_Exercise prompt:_
Reproduce the lines below verbatim, with no changes.

···

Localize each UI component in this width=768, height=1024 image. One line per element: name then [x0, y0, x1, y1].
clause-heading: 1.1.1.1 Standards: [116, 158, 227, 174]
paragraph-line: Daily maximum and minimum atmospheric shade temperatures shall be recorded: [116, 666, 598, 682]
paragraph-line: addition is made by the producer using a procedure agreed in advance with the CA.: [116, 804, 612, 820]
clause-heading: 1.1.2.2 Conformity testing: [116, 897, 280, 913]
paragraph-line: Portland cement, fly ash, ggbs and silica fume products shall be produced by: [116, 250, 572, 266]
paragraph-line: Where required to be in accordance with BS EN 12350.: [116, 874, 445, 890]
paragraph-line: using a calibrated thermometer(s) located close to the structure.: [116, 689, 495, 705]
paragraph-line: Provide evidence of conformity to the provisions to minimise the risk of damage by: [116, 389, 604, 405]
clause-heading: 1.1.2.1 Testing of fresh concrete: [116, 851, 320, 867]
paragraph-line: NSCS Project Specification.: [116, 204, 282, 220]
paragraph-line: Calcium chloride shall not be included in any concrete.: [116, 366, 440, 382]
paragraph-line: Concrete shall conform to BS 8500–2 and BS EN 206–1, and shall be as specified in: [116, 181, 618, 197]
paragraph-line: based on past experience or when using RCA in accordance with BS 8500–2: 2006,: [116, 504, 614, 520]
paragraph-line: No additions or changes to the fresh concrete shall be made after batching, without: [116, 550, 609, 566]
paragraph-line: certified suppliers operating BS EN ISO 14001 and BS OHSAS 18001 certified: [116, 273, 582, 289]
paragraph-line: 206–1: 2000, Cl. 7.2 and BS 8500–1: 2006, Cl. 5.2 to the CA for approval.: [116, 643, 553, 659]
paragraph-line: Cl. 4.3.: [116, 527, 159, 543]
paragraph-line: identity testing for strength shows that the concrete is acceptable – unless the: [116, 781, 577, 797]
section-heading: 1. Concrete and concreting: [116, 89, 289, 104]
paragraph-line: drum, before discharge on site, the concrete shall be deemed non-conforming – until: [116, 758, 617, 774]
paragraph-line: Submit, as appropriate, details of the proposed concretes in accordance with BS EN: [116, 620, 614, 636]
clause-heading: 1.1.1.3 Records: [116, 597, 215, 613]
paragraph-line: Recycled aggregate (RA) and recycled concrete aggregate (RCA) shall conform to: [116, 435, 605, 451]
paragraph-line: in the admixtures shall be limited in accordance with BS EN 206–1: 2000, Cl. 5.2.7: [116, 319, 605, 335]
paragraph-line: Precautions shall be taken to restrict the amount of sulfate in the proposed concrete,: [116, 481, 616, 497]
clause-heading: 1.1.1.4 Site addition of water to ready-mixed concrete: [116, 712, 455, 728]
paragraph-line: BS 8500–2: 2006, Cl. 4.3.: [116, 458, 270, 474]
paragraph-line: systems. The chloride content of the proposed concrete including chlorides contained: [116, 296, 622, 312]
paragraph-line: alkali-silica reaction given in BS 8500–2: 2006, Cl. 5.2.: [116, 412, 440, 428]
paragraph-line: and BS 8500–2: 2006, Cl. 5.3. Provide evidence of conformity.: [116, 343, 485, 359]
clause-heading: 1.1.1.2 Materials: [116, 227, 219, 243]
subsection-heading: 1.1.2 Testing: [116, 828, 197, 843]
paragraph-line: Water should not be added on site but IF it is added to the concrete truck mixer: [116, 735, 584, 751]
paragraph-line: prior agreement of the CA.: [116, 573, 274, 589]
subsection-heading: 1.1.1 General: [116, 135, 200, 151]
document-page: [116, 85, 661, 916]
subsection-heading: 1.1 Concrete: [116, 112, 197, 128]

···

_Result:_
Localize each UI component in this width=768, height=1024 image. One line per element: name then [x0, y0, x1, y1].
clause-heading: 1.1.1.1 Standards: [116, 158, 227, 174]
paragraph-line: Daily maximum and minimum atmospheric shade temperatures shall be recorded: [116, 666, 598, 682]
paragraph-line: addition is made by the producer using a procedure agreed in advance with the CA.: [116, 804, 612, 820]
clause-heading: 1.1.2.2 Conformity testing: [116, 897, 280, 913]
paragraph-line: Portland cement, fly ash, ggbs and silica fume products shall be produced by: [116, 250, 572, 266]
paragraph-line: Where required to be in accordance with BS EN 12350.: [116, 874, 445, 890]
paragraph-line: using a calibrated thermometer(s) located close to the structure.: [116, 689, 495, 705]
paragraph-line: Provide evidence of conformity to the provisions to minimise the risk of damage by: [116, 389, 604, 405]
clause-heading: 1.1.2.1 Testing of fresh concrete: [116, 851, 320, 867]
paragraph-line: NSCS Project Specification.: [116, 204, 282, 220]
paragraph-line: Calcium chloride shall not be included in any concrete.: [116, 366, 440, 382]
paragraph-line: Concrete shall conform to BS 8500–2 and BS EN 206–1, and shall be as specified in: [116, 181, 618, 197]
paragraph-line: based on past experience or when using RCA in accordance with BS 8500–2: 2006,: [116, 504, 614, 520]
paragraph-line: No additions or changes to the fresh concrete shall be made after batching, without: [116, 550, 609, 566]
paragraph-line: certified suppliers operating BS EN ISO 14001 and BS OHSAS 18001 certified: [116, 273, 582, 289]
paragraph-line: 206–1: 2000, Cl. 7.2 and BS 8500–1: 2006, Cl. 5.2 to the CA for approval.: [116, 643, 553, 659]
paragraph-line: Cl. 4.3.: [116, 527, 159, 543]
paragraph-line: identity testing for strength shows that the concrete is acceptable – unless the: [116, 781, 577, 797]
section-heading: 1. Concrete and concreting: [116, 89, 289, 104]
paragraph-line: drum, before discharge on site, the concrete shall be deemed non-conforming – until: [116, 758, 617, 774]
paragraph-line: Submit, as appropriate, details of the proposed concretes in accordance with BS EN: [116, 620, 614, 636]
clause-heading: 1.1.1.3 Records: [116, 597, 215, 613]
paragraph-line: Recycled aggregate (RA) and recycled concrete aggregate (RCA) shall conform to: [116, 435, 605, 451]
paragraph-line: in the admixtures shall be limited in accordance with BS EN 206–1: 2000, Cl. 5.2.7: [116, 319, 605, 335]
paragraph-line: Precautions shall be taken to restrict the amount of sulfate in the proposed concrete,: [116, 481, 616, 497]
clause-heading: 1.1.1.4 Site addition of water to ready-mixed concrete: [116, 712, 455, 728]
paragraph-line: BS 8500–2: 2006, Cl. 4.3.: [116, 458, 270, 474]
paragraph-line: systems. The chloride content of the proposed concrete including chlorides contained: [116, 296, 622, 312]
paragraph-line: alkali-silica reaction given in BS 8500–2: 2006, Cl. 5.2.: [116, 412, 440, 428]
paragraph-line: and BS 8500–2: 2006, Cl. 5.3. Provide evidence of conformity.: [116, 343, 485, 359]
clause-heading: 1.1.1.2 Materials: [116, 227, 219, 243]
subsection-heading: 1.1.2 Testing: [116, 828, 197, 843]
paragraph-line: Water should not be added on site but IF it is added to the concrete truck mixer: [116, 735, 584, 751]
paragraph-line: prior agreement of the CA.: [116, 573, 274, 589]
subsection-heading: 1.1.1 General: [116, 135, 200, 151]
document-page: [116, 85, 661, 916]
subsection-heading: 1.1 Concrete: [116, 112, 197, 128]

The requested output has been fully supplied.